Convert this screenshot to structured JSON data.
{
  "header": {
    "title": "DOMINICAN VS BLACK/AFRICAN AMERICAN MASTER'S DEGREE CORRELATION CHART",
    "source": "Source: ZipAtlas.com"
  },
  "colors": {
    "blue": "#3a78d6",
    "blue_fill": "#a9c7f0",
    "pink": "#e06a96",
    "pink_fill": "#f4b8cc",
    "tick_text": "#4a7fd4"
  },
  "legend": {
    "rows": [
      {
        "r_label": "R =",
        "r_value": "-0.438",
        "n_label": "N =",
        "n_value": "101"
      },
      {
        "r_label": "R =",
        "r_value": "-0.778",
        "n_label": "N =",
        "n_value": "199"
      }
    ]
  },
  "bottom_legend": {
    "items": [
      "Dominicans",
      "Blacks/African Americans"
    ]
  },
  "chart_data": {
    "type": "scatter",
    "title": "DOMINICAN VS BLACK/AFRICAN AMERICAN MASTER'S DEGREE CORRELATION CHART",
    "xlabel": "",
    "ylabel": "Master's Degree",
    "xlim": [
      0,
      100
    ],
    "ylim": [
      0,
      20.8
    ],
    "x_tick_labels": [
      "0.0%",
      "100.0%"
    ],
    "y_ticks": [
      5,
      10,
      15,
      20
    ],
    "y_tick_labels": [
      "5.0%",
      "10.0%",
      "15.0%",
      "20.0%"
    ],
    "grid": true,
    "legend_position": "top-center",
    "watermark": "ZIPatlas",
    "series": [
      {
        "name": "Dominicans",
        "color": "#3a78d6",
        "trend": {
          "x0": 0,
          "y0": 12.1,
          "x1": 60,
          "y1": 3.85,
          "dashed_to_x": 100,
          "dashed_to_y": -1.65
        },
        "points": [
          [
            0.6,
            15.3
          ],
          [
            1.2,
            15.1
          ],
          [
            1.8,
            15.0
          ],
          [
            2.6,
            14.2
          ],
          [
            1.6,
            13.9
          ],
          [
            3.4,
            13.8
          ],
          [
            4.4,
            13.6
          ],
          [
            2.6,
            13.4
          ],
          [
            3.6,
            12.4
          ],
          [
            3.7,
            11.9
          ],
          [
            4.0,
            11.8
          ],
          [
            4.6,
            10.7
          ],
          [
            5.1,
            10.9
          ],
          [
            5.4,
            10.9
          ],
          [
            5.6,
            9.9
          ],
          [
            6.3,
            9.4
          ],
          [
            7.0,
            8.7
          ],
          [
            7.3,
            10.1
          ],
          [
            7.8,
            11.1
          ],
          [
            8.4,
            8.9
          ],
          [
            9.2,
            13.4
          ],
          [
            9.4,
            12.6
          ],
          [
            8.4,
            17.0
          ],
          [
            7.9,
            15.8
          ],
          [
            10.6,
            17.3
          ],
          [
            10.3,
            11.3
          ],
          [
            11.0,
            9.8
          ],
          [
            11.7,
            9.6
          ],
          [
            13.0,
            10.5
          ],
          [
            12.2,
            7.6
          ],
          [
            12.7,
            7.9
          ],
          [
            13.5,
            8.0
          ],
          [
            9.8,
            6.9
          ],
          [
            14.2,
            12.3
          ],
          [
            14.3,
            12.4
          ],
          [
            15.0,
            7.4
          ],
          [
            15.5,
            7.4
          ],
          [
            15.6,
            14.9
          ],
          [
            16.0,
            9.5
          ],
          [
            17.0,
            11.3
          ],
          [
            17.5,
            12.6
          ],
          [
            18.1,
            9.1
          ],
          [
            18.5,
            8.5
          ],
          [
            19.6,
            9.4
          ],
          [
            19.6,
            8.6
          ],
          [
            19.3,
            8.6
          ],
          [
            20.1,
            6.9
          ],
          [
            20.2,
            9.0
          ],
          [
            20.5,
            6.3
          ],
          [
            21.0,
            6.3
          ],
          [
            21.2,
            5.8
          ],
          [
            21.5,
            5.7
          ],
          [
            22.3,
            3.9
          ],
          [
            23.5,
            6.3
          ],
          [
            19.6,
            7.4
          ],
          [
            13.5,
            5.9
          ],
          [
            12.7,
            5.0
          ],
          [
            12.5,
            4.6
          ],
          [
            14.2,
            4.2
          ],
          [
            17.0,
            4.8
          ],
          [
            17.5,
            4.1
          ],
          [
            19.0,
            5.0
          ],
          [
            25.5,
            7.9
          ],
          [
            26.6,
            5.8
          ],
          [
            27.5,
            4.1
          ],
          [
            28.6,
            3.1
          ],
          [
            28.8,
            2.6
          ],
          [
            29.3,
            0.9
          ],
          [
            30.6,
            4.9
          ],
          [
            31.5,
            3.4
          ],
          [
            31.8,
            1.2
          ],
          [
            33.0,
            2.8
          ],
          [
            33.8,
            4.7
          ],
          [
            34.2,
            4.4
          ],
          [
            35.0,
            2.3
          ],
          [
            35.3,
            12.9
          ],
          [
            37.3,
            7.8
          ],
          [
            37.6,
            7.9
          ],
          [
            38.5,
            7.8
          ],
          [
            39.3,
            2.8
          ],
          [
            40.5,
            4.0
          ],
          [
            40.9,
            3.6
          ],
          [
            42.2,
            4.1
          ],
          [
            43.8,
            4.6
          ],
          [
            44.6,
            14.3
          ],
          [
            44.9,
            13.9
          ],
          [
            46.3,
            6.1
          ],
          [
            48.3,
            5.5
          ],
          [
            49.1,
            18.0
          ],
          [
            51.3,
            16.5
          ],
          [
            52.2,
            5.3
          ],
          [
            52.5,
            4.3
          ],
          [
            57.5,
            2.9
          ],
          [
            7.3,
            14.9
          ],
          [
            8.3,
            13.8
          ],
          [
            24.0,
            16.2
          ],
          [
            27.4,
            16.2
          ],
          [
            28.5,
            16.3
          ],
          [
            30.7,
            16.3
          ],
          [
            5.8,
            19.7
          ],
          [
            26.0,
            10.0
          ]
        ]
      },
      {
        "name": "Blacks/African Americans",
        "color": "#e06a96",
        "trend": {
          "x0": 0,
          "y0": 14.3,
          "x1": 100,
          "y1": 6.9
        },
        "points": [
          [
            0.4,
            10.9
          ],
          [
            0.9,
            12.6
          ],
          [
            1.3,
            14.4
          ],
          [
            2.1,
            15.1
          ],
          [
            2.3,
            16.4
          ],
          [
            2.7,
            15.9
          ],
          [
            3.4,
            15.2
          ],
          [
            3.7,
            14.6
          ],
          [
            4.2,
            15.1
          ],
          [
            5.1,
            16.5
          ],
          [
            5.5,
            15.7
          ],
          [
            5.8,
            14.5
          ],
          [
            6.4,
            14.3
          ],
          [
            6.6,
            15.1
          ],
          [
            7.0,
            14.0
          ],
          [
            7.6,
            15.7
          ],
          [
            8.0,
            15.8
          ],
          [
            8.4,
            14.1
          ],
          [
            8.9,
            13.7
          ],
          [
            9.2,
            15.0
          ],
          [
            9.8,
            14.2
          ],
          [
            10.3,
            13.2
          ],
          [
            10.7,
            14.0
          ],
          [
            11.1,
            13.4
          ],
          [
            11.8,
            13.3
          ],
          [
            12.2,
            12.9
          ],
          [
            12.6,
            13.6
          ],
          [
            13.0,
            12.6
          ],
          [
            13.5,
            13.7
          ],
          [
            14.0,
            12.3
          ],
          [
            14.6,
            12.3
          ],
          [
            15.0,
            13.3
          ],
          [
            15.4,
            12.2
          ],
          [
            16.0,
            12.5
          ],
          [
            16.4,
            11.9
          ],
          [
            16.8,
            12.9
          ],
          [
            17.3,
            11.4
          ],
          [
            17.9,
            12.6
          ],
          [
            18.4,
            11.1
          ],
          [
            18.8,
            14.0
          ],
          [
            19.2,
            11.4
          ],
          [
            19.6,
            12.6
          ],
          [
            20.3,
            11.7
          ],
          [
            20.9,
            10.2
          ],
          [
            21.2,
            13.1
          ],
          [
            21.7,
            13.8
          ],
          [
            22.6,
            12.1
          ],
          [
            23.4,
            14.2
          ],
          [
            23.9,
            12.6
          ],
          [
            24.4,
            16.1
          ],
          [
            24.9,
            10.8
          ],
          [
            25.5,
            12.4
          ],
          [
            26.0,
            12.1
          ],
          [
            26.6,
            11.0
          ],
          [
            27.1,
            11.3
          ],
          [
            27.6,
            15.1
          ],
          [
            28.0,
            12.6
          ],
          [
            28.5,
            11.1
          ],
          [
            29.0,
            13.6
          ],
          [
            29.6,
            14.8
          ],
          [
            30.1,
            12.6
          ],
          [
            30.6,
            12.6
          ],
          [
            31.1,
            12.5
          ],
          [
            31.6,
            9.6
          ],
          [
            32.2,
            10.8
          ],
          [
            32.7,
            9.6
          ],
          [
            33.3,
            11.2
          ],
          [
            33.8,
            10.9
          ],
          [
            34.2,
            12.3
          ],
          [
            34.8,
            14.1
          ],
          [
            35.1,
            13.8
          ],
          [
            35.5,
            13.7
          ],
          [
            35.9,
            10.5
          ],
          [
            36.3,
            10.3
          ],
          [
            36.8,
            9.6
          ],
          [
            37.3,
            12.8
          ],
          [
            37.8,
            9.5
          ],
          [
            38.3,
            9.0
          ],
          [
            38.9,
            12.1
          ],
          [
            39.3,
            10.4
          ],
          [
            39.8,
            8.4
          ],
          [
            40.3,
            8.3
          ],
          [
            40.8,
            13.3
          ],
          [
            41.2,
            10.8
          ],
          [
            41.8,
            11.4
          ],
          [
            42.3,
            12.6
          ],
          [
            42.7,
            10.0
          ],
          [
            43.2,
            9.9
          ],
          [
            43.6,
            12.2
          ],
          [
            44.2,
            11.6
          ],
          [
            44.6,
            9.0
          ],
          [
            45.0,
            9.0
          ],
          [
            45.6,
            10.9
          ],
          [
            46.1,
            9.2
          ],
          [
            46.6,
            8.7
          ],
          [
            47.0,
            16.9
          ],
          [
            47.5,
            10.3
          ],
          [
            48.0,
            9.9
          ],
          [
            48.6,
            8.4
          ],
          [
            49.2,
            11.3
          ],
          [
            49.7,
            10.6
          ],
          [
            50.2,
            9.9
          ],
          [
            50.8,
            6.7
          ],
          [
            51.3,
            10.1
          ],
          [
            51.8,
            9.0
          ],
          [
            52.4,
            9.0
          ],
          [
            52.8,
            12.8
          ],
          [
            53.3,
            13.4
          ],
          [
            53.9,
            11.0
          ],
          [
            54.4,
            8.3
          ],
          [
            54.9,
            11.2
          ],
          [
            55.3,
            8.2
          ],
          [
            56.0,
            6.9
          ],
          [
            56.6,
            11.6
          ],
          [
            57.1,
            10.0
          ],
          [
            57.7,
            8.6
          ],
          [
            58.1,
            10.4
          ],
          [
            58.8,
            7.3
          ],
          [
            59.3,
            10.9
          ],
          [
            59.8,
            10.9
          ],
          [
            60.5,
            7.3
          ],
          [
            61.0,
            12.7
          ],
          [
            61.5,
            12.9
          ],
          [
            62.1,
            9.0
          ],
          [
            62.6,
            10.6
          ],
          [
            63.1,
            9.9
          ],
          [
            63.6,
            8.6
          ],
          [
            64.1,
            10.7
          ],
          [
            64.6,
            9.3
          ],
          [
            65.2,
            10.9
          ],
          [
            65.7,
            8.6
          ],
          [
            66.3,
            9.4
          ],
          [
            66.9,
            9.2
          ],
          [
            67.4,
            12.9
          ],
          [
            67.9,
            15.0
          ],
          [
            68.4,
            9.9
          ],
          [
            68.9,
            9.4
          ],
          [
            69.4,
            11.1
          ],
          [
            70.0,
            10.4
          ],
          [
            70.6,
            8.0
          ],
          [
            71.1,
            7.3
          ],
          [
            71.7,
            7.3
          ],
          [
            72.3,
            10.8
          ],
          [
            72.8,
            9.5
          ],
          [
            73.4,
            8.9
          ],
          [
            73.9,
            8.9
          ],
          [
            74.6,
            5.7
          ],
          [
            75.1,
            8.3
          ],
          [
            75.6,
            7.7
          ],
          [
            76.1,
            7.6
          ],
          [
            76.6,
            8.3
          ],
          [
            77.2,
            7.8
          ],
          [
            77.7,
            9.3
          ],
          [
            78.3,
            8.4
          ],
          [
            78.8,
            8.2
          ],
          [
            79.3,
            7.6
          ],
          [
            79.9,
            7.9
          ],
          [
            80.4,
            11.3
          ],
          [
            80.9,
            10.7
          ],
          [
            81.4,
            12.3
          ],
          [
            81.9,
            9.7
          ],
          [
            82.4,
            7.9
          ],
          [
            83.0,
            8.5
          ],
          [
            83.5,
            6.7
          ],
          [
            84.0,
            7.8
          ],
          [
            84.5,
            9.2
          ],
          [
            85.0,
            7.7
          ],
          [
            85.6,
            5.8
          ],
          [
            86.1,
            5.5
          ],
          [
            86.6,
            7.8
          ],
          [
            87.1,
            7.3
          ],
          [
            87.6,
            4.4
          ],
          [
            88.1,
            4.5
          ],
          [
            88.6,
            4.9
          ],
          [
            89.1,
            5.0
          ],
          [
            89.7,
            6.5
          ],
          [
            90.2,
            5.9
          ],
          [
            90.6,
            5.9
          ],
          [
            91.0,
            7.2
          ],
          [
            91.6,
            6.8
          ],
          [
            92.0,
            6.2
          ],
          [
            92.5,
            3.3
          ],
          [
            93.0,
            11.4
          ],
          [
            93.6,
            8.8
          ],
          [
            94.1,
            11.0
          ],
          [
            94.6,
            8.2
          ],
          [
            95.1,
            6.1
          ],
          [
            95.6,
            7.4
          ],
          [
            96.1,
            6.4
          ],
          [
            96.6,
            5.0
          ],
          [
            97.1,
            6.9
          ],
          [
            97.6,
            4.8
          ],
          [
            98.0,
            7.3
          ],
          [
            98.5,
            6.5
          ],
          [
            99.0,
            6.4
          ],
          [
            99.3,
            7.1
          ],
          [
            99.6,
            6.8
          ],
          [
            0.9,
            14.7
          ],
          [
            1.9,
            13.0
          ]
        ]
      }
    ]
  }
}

- - -

● WHAT IS REQUIRED: Copy out every line of the listing that includes the string "Americans".

● SOLUTION FOR THIS EXERCISE:
      "Blacks/African Americans"
        "name": "Blacks/African Americans",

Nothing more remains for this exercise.